*** Records for processing

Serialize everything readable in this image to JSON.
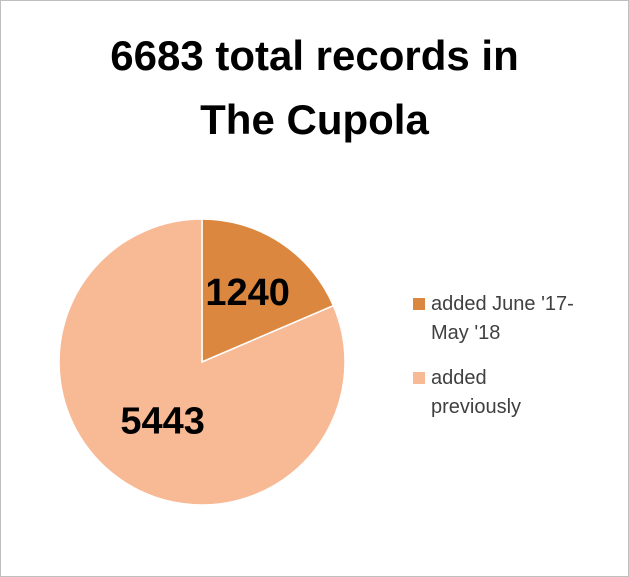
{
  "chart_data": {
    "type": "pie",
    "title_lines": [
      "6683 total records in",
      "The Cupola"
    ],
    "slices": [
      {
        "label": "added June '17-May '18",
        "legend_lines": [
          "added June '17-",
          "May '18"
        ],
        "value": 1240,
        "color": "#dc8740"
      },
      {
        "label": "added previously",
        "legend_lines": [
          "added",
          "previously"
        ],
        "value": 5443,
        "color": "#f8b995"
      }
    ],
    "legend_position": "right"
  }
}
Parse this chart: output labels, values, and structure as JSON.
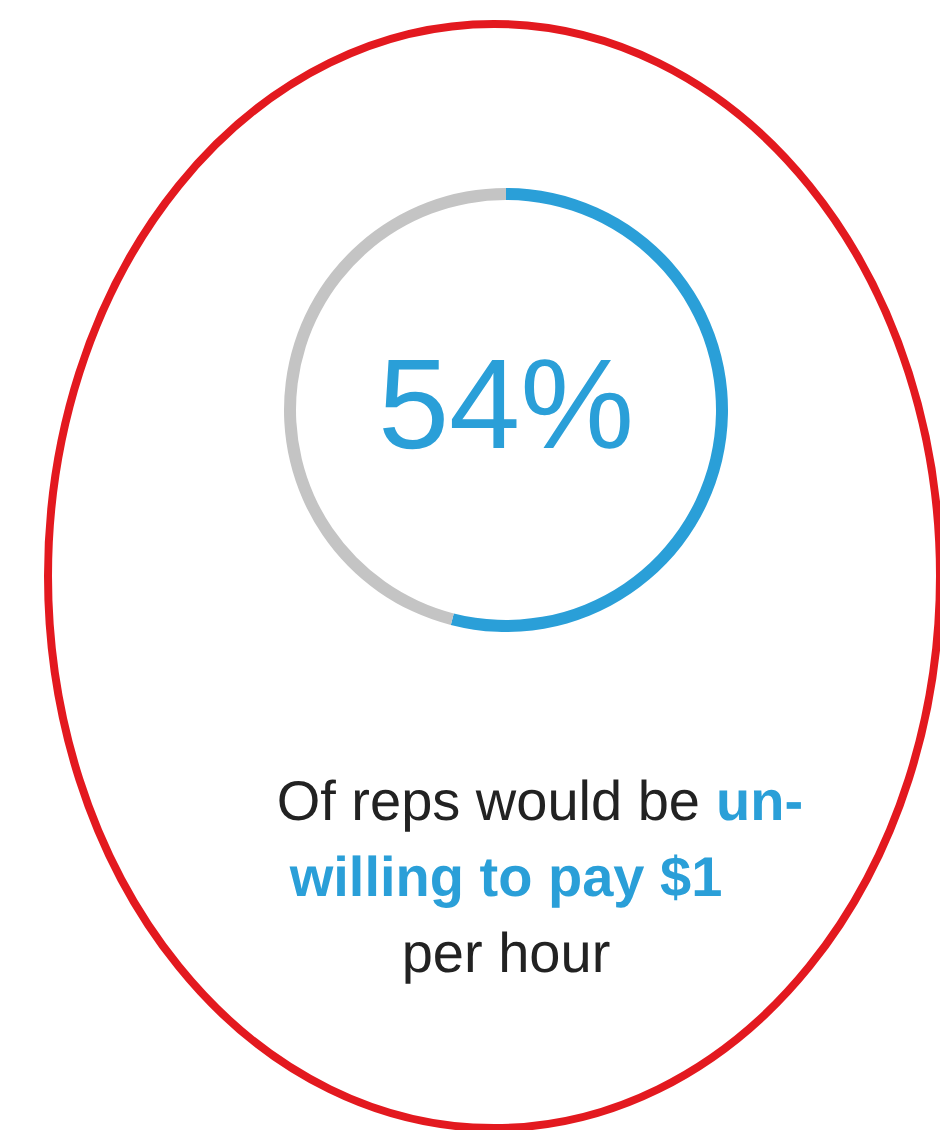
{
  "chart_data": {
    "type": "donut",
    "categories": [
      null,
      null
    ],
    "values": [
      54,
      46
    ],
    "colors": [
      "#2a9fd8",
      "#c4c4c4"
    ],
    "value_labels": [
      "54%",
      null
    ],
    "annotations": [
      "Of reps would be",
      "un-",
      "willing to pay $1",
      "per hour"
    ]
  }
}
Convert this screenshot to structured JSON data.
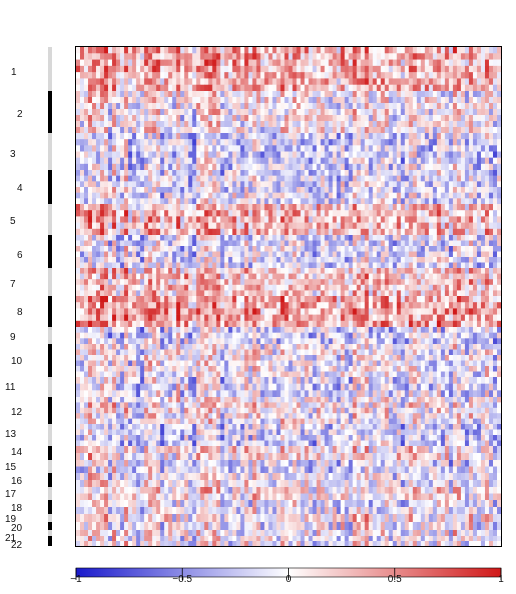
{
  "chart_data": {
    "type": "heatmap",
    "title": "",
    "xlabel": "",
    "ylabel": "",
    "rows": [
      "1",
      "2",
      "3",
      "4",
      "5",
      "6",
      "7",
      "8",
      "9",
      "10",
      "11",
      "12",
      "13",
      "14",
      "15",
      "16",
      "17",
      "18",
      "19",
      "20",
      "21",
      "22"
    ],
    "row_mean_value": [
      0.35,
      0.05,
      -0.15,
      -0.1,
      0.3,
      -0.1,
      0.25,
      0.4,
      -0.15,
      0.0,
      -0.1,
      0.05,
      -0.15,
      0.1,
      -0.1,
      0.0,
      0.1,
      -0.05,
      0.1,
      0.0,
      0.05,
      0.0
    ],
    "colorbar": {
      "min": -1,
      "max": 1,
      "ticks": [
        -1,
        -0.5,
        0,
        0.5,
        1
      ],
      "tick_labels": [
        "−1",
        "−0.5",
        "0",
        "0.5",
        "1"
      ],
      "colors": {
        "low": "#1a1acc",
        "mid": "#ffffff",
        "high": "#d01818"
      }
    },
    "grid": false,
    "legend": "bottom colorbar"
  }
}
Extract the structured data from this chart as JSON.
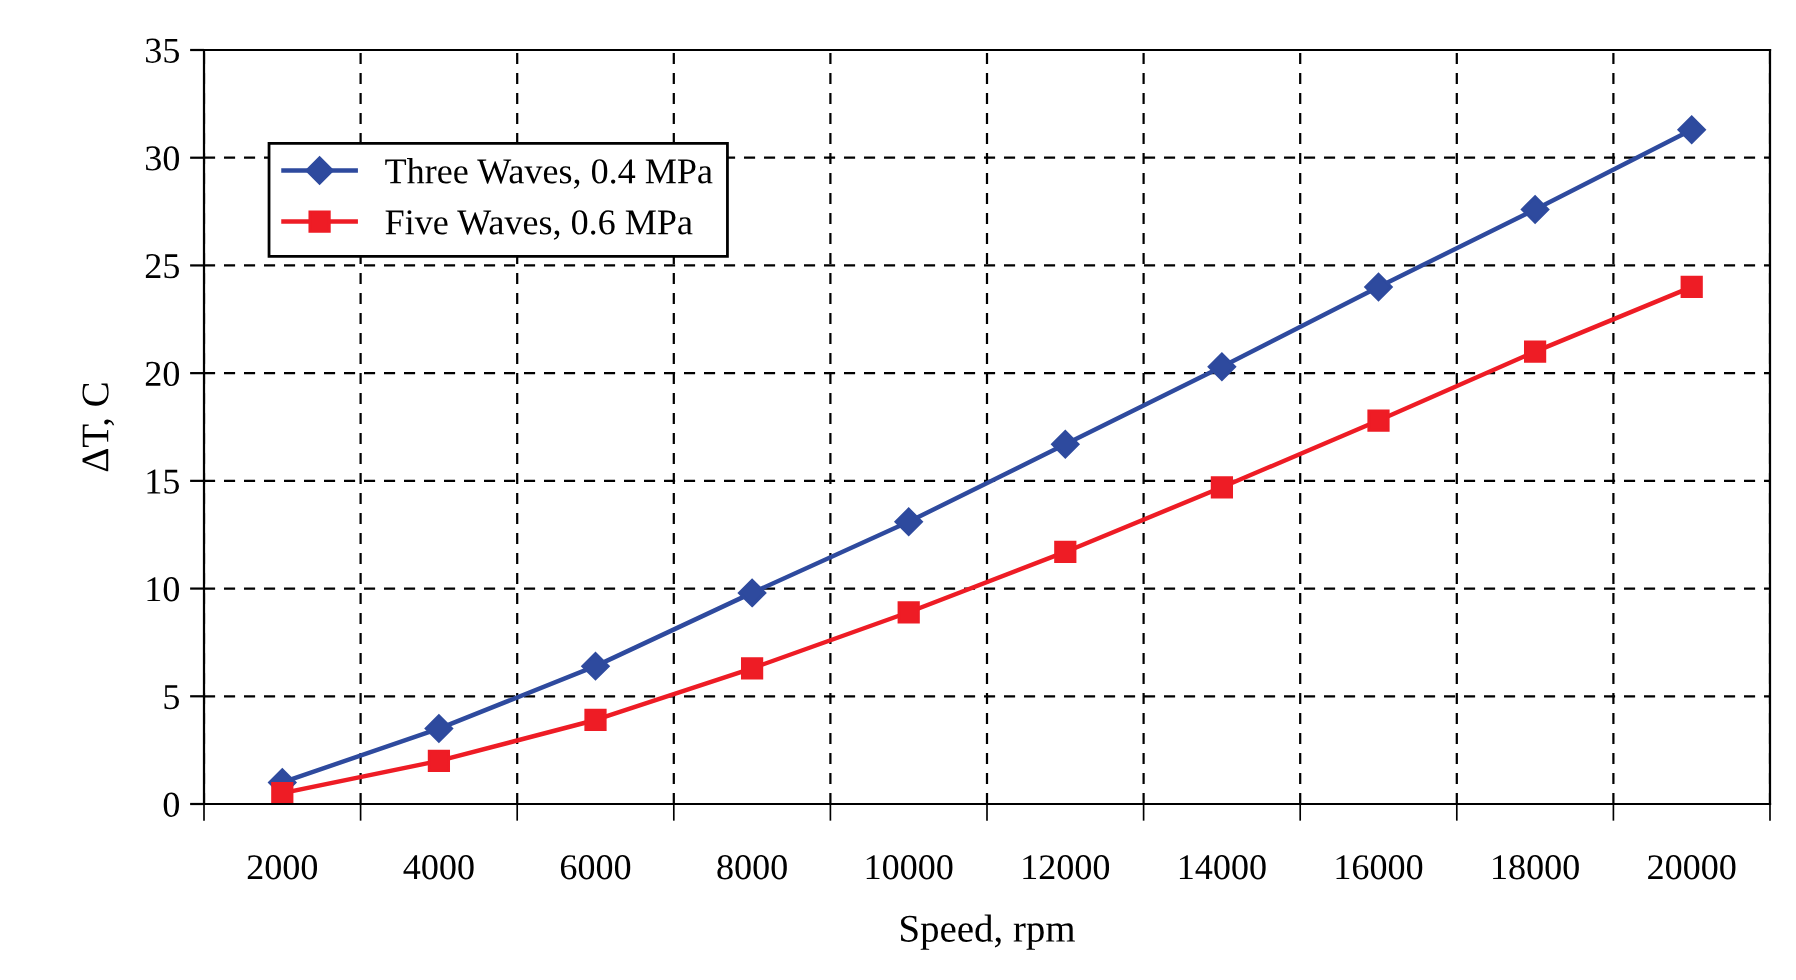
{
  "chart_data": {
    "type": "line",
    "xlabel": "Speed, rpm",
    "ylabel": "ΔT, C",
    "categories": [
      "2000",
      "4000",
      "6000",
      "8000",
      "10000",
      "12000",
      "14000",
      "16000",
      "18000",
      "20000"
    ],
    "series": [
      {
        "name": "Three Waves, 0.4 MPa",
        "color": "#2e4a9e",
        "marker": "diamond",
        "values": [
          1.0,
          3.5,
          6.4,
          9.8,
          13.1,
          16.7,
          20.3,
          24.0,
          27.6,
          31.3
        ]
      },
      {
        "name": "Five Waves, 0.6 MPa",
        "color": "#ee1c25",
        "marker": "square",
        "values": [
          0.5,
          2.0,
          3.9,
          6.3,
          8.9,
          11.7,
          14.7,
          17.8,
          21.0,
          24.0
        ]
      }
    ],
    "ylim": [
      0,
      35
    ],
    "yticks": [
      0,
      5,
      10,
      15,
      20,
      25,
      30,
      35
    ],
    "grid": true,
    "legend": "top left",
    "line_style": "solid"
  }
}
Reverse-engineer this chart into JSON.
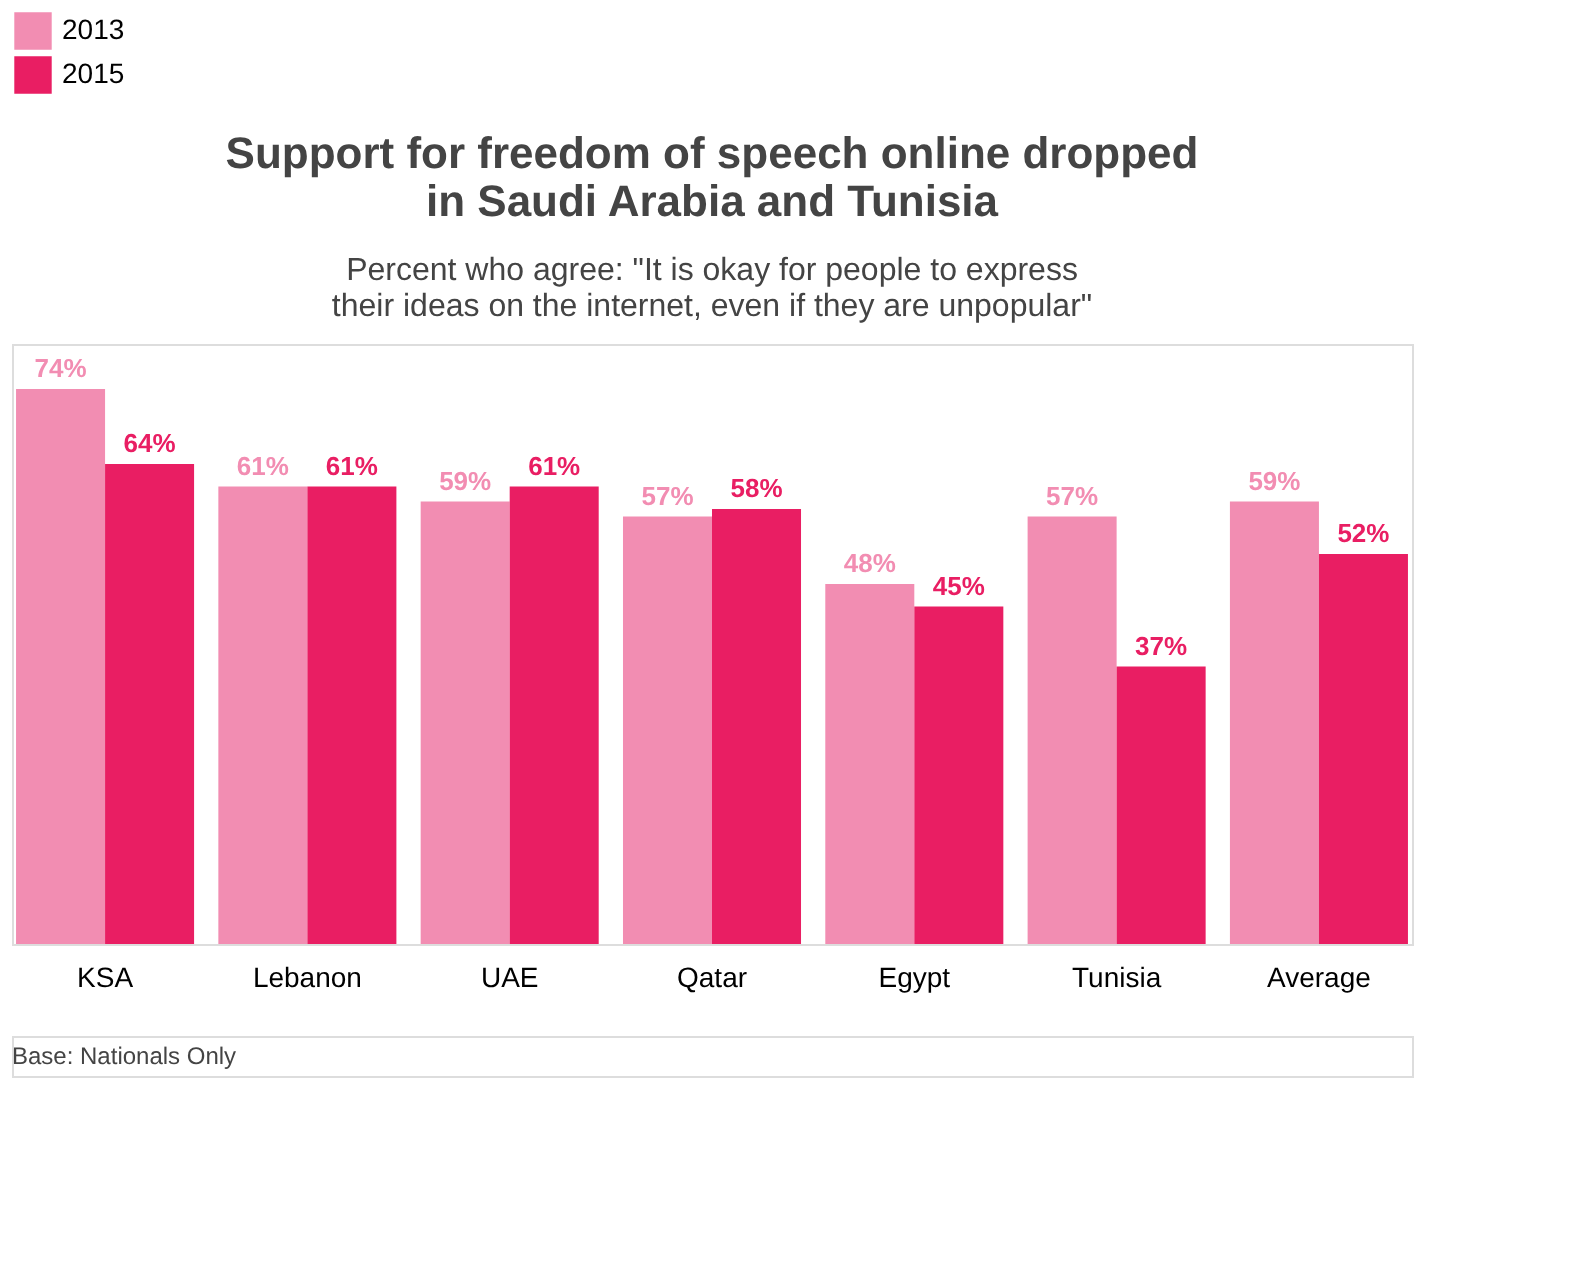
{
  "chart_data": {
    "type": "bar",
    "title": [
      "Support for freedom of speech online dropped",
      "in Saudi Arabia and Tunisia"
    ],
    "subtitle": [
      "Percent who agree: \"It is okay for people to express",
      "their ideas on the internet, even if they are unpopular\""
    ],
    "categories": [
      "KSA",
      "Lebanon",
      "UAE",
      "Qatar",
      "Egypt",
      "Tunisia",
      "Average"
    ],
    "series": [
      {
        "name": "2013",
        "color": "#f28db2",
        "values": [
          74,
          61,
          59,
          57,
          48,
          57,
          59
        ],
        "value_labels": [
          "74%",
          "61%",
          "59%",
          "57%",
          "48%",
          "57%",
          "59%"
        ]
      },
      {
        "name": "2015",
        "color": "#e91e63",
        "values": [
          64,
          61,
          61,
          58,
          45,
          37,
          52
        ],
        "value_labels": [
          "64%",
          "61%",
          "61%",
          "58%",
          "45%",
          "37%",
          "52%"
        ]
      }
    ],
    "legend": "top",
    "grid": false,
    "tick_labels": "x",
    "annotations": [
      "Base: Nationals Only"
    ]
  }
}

******

** Task statement **
Reproduce every line exactly and omit all pictures.

** Task output **
Serialize everything readable in this image to JSON.
{
  "chart_data": {
    "type": "pie",
    "title_lines": [
      "6683 total records in",
      "The Cupola"
    ],
    "slices": [
      {
        "label": "added June '17-May '18",
        "legend_lines": [
          "added June '17-",
          "May '18"
        ],
        "value": 1240,
        "color": "#dc8740"
      },
      {
        "label": "added previously",
        "legend_lines": [
          "added",
          "previously"
        ],
        "value": 5443,
        "color": "#f8b995"
      }
    ],
    "legend_position": "right"
  }
}
Parse this chart: output labels, values, and structure as JSON.
{
  "chart_data": {
    "type": "donut",
    "categories": [
      null,
      null
    ],
    "values": [
      54,
      46
    ],
    "colors": [
      "#2a9fd8",
      "#c4c4c4"
    ],
    "value_labels": [
      "54%",
      null
    ],
    "annotations": [
      "Of reps would be",
      "un-",
      "willing to pay $1",
      "per hour"
    ]
  }
}
Convert this screenshot to structured JSON data.
{
  "chart_data": {
    "type": "heatmap",
    "title": "",
    "xlabel": "",
    "ylabel": "",
    "rows": [
      "1",
      "2",
      "3",
      "4",
      "5",
      "6",
      "7",
      "8",
      "9",
      "10",
      "11",
      "12",
      "13",
      "14",
      "15",
      "16",
      "17",
      "18",
      "19",
      "20",
      "21",
      "22"
    ],
    "row_mean_value": [
      0.35,
      0.05,
      -0.15,
      -0.1,
      0.3,
      -0.1,
      0.25,
      0.4,
      -0.15,
      0.0,
      -0.1,
      0.05,
      -0.15,
      0.1,
      -0.1,
      0.0,
      0.1,
      -0.05,
      0.1,
      0.0,
      0.05,
      0.0
    ],
    "colorbar": {
      "min": -1,
      "max": 1,
      "ticks": [
        -1,
        -0.5,
        0,
        0.5,
        1
      ],
      "tick_labels": [
        "−1",
        "−0.5",
        "0",
        "0.5",
        "1"
      ],
      "colors": {
        "low": "#1a1acc",
        "mid": "#ffffff",
        "high": "#d01818"
      }
    },
    "grid": false,
    "legend": "bottom colorbar"
  }
}
Extract the structured data from this chart as JSON.
{
  "chart_data": {
    "type": "line",
    "xlabel": "Speed, rpm",
    "ylabel": "ΔT, C",
    "categories": [
      "2000",
      "4000",
      "6000",
      "8000",
      "10000",
      "12000",
      "14000",
      "16000",
      "18000",
      "20000"
    ],
    "series": [
      {
        "name": "Three Waves, 0.4 MPa",
        "color": "#2e4a9e",
        "marker": "diamond",
        "values": [
          1.0,
          3.5,
          6.4,
          9.8,
          13.1,
          16.7,
          20.3,
          24.0,
          27.6,
          31.3
        ]
      },
      {
        "name": "Five Waves, 0.6 MPa",
        "color": "#ee1c25",
        "marker": "square",
        "values": [
          0.5,
          2.0,
          3.9,
          6.3,
          8.9,
          11.7,
          14.7,
          17.8,
          21.0,
          24.0
        ]
      }
    ],
    "ylim": [
      0,
      35
    ],
    "yticks": [
      0,
      5,
      10,
      15,
      20,
      25,
      30,
      35
    ],
    "grid": true,
    "legend": "top left",
    "line_style": "solid"
  }
}
Reverse-engineer this chart into JSON.
{
  "chart_data": {
    "type": "bar",
    "title": [
      "Support for freedom of speech online dropped",
      "in Saudi Arabia and Tunisia"
    ],
    "subtitle": [
      "Percent who agree: \"It is okay for people to express",
      "their ideas on the internet, even if they are unpopular\""
    ],
    "categories": [
      "KSA",
      "Lebanon",
      "UAE",
      "Qatar",
      "Egypt",
      "Tunisia",
      "Average"
    ],
    "series": [
      {
        "name": "2013",
        "color": "#f28db2",
        "values": [
          74,
          61,
          59,
          57,
          48,
          57,
          59
        ],
        "value_labels": [
          "74%",
          "61%",
          "59%",
          "57%",
          "48%",
          "57%",
          "59%"
        ]
      },
      {
        "name": "2015",
        "color": "#e91e63",
        "values": [
          64,
          61,
          61,
          58,
          45,
          37,
          52
        ],
        "value_labels": [
          "64%",
          "61%",
          "61%",
          "58%",
          "45%",
          "37%",
          "52%"
        ]
      }
    ],
    "legend": "top",
    "grid": false,
    "tick_labels": "x",
    "annotations": [
      "Base: Nationals Only"
    ]
  }
}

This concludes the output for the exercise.